• [Exercise instructions] Copy out the entries in full and with complete accuracy; pictures are excluded.

——————————

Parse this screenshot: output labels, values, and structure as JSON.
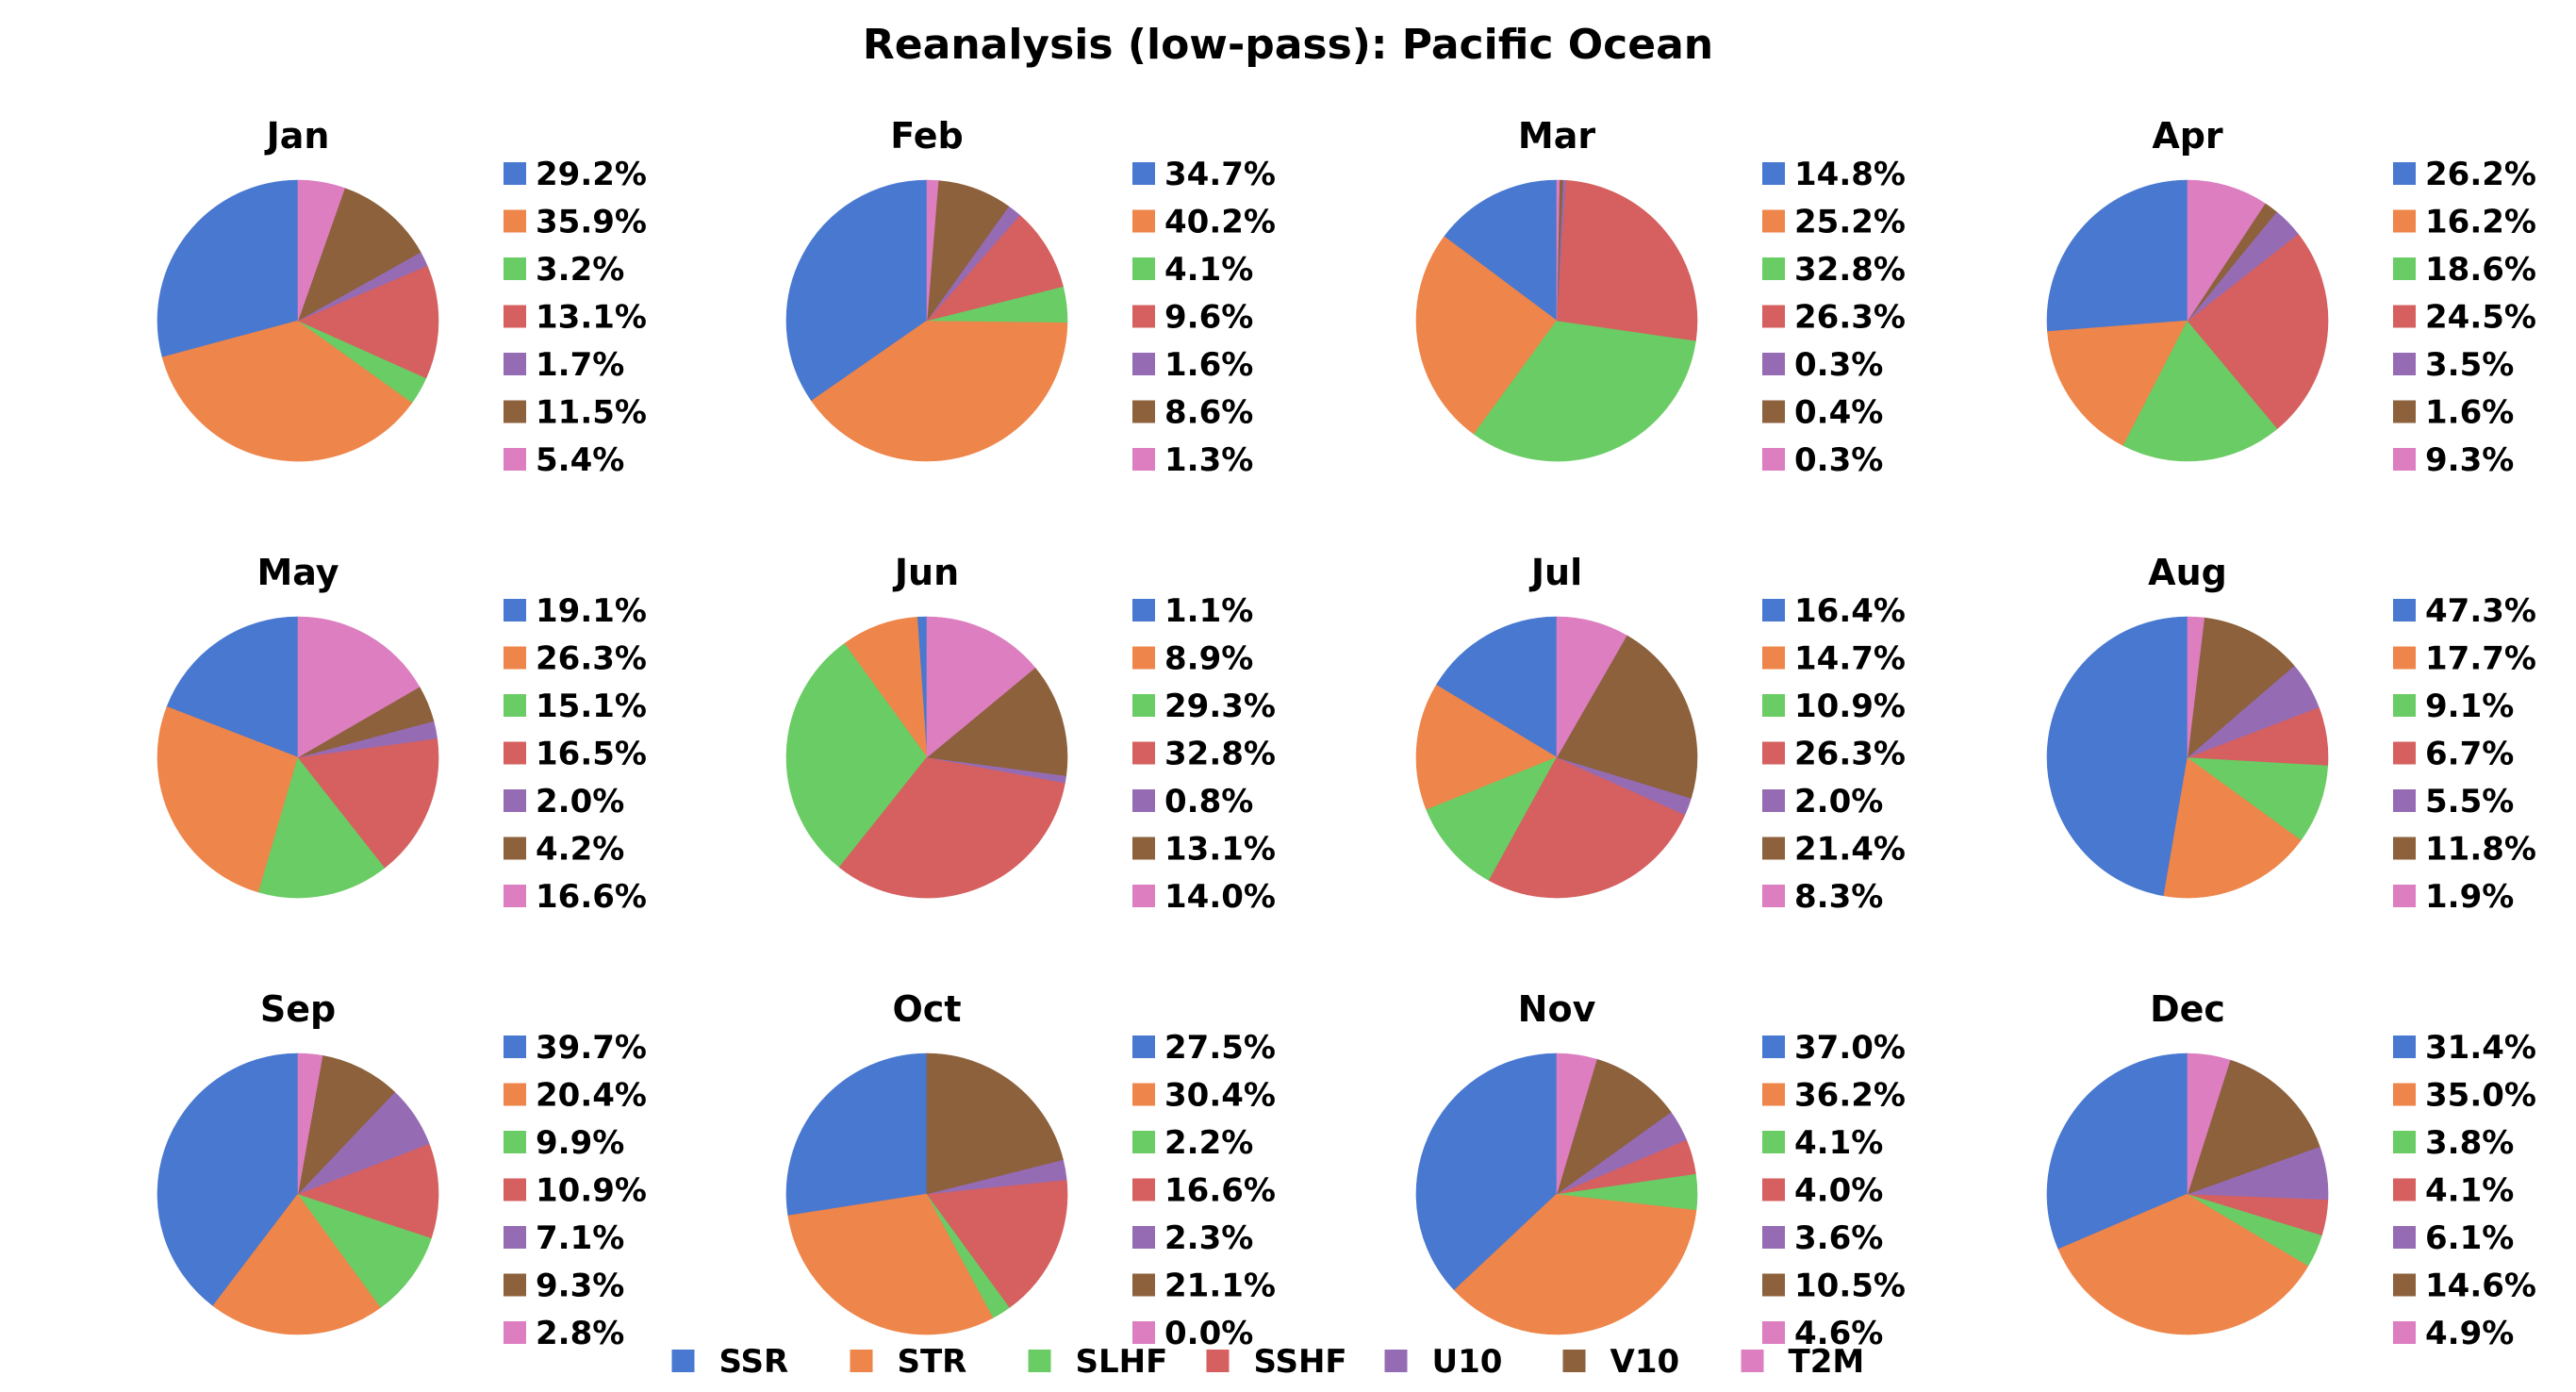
{
  "chart_data": {
    "type": "pie",
    "title": "Reanalysis (low-pass): Pacific Ocean",
    "series_names": [
      "SSR",
      "STR",
      "SLHF",
      "SSHF",
      "U10",
      "V10",
      "T2M"
    ],
    "colors": [
      "#4878d0",
      "#ee854a",
      "#6acc64",
      "#d65f5f",
      "#956cb4",
      "#8c613c",
      "#dc7ec0"
    ],
    "start_angle_deg": 90,
    "direction": "counterclockwise",
    "legend_position": "bottom-center",
    "panels": [
      {
        "title": "Jan",
        "values": [
          29.2,
          35.9,
          3.2,
          13.1,
          1.7,
          11.5,
          5.4
        ],
        "labels": [
          "29.2%",
          "35.9%",
          "3.2%",
          "13.1%",
          "1.7%",
          "11.5%",
          "5.4%"
        ]
      },
      {
        "title": "Feb",
        "values": [
          34.7,
          40.2,
          4.1,
          9.6,
          1.6,
          8.6,
          1.3
        ],
        "labels": [
          "34.7%",
          "40.2%",
          "4.1%",
          "9.6%",
          "1.6%",
          "8.6%",
          "1.3%"
        ]
      },
      {
        "title": "Mar",
        "values": [
          14.8,
          25.2,
          32.8,
          26.3,
          0.3,
          0.4,
          0.3
        ],
        "labels": [
          "14.8%",
          "25.2%",
          "32.8%",
          "26.3%",
          "0.3%",
          "0.4%",
          "0.3%"
        ]
      },
      {
        "title": "Apr",
        "values": [
          26.2,
          16.2,
          18.6,
          24.5,
          3.5,
          1.6,
          9.3
        ],
        "labels": [
          "26.2%",
          "16.2%",
          "18.6%",
          "24.5%",
          "3.5%",
          "1.6%",
          "9.3%"
        ]
      },
      {
        "title": "May",
        "values": [
          19.1,
          26.3,
          15.1,
          16.5,
          2.0,
          4.2,
          16.6
        ],
        "labels": [
          "19.1%",
          "26.3%",
          "15.1%",
          "16.5%",
          "2.0%",
          "4.2%",
          "16.6%"
        ]
      },
      {
        "title": "Jun",
        "values": [
          1.1,
          8.9,
          29.3,
          32.8,
          0.8,
          13.1,
          14.0
        ],
        "labels": [
          "1.1%",
          "8.9%",
          "29.3%",
          "32.8%",
          "0.8%",
          "13.1%",
          "14.0%"
        ]
      },
      {
        "title": "Jul",
        "values": [
          16.4,
          14.7,
          10.9,
          26.3,
          2.0,
          21.4,
          8.3
        ],
        "labels": [
          "16.4%",
          "14.7%",
          "10.9%",
          "26.3%",
          "2.0%",
          "21.4%",
          "8.3%"
        ]
      },
      {
        "title": "Aug",
        "values": [
          47.3,
          17.7,
          9.1,
          6.7,
          5.5,
          11.8,
          1.9
        ],
        "labels": [
          "47.3%",
          "17.7%",
          "9.1%",
          "6.7%",
          "5.5%",
          "11.8%",
          "1.9%"
        ]
      },
      {
        "title": "Sep",
        "values": [
          39.7,
          20.4,
          9.9,
          10.9,
          7.1,
          9.3,
          2.8
        ],
        "labels": [
          "39.7%",
          "20.4%",
          "9.9%",
          "10.9%",
          "7.1%",
          "9.3%",
          "2.8%"
        ]
      },
      {
        "title": "Oct",
        "values": [
          27.5,
          30.4,
          2.2,
          16.6,
          2.3,
          21.1,
          0.0
        ],
        "labels": [
          "27.5%",
          "30.4%",
          "2.2%",
          "16.6%",
          "2.3%",
          "21.1%",
          "0.0%"
        ]
      },
      {
        "title": "Nov",
        "values": [
          37.0,
          36.2,
          4.1,
          4.0,
          3.6,
          10.5,
          4.6
        ],
        "labels": [
          "37.0%",
          "36.2%",
          "4.1%",
          "4.0%",
          "3.6%",
          "10.5%",
          "4.6%"
        ]
      },
      {
        "title": "Dec",
        "values": [
          31.4,
          35.0,
          3.8,
          4.1,
          6.1,
          14.6,
          4.9
        ],
        "labels": [
          "31.4%",
          "35.0%",
          "3.8%",
          "4.1%",
          "6.1%",
          "14.6%",
          "4.9%"
        ]
      }
    ]
  }
}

——————————

• [Final answer]
Parse this screenshot: output labels, values, and structure as JSON.
{
  "chart_data": {
    "type": "pie",
    "title": "Reanalysis (low-pass): Pacific Ocean",
    "series_names": [
      "SSR",
      "STR",
      "SLHF",
      "SSHF",
      "U10",
      "V10",
      "T2M"
    ],
    "colors": [
      "#4878d0",
      "#ee854a",
      "#6acc64",
      "#d65f5f",
      "#956cb4",
      "#8c613c",
      "#dc7ec0"
    ],
    "start_angle_deg": 90,
    "direction": "counterclockwise",
    "legend_position": "bottom-center",
    "panels": [
      {
        "title": "Jan",
        "values": [
          29.2,
          35.9,
          3.2,
          13.1,
          1.7,
          11.5,
          5.4
        ],
        "labels": [
          "29.2%",
          "35.9%",
          "3.2%",
          "13.1%",
          "1.7%",
          "11.5%",
          "5.4%"
        ]
      },
      {
        "title": "Feb",
        "values": [
          34.7,
          40.2,
          4.1,
          9.6,
          1.6,
          8.6,
          1.3
        ],
        "labels": [
          "34.7%",
          "40.2%",
          "4.1%",
          "9.6%",
          "1.6%",
          "8.6%",
          "1.3%"
        ]
      },
      {
        "title": "Mar",
        "values": [
          14.8,
          25.2,
          32.8,
          26.3,
          0.3,
          0.4,
          0.3
        ],
        "labels": [
          "14.8%",
          "25.2%",
          "32.8%",
          "26.3%",
          "0.3%",
          "0.4%",
          "0.3%"
        ]
      },
      {
        "title": "Apr",
        "values": [
          26.2,
          16.2,
          18.6,
          24.5,
          3.5,
          1.6,
          9.3
        ],
        "labels": [
          "26.2%",
          "16.2%",
          "18.6%",
          "24.5%",
          "3.5%",
          "1.6%",
          "9.3%"
        ]
      },
      {
        "title": "May",
        "values": [
          19.1,
          26.3,
          15.1,
          16.5,
          2.0,
          4.2,
          16.6
        ],
        "labels": [
          "19.1%",
          "26.3%",
          "15.1%",
          "16.5%",
          "2.0%",
          "4.2%",
          "16.6%"
        ]
      },
      {
        "title": "Jun",
        "values": [
          1.1,
          8.9,
          29.3,
          32.8,
          0.8,
          13.1,
          14.0
        ],
        "labels": [
          "1.1%",
          "8.9%",
          "29.3%",
          "32.8%",
          "0.8%",
          "13.1%",
          "14.0%"
        ]
      },
      {
        "title": "Jul",
        "values": [
          16.4,
          14.7,
          10.9,
          26.3,
          2.0,
          21.4,
          8.3
        ],
        "labels": [
          "16.4%",
          "14.7%",
          "10.9%",
          "26.3%",
          "2.0%",
          "21.4%",
          "8.3%"
        ]
      },
      {
        "title": "Aug",
        "values": [
          47.3,
          17.7,
          9.1,
          6.7,
          5.5,
          11.8,
          1.9
        ],
        "labels": [
          "47.3%",
          "17.7%",
          "9.1%",
          "6.7%",
          "5.5%",
          "11.8%",
          "1.9%"
        ]
      },
      {
        "title": "Sep",
        "values": [
          39.7,
          20.4,
          9.9,
          10.9,
          7.1,
          9.3,
          2.8
        ],
        "labels": [
          "39.7%",
          "20.4%",
          "9.9%",
          "10.9%",
          "7.1%",
          "9.3%",
          "2.8%"
        ]
      },
      {
        "title": "Oct",
        "values": [
          27.5,
          30.4,
          2.2,
          16.6,
          2.3,
          21.1,
          0.0
        ],
        "labels": [
          "27.5%",
          "30.4%",
          "2.2%",
          "16.6%",
          "2.3%",
          "21.1%",
          "0.0%"
        ]
      },
      {
        "title": "Nov",
        "values": [
          37.0,
          36.2,
          4.1,
          4.0,
          3.6,
          10.5,
          4.6
        ],
        "labels": [
          "37.0%",
          "36.2%",
          "4.1%",
          "4.0%",
          "3.6%",
          "10.5%",
          "4.6%"
        ]
      },
      {
        "title": "Dec",
        "values": [
          31.4,
          35.0,
          3.8,
          4.1,
          6.1,
          14.6,
          4.9
        ],
        "labels": [
          "31.4%",
          "35.0%",
          "3.8%",
          "4.1%",
          "6.1%",
          "14.6%",
          "4.9%"
        ]
      }
    ]
  }
}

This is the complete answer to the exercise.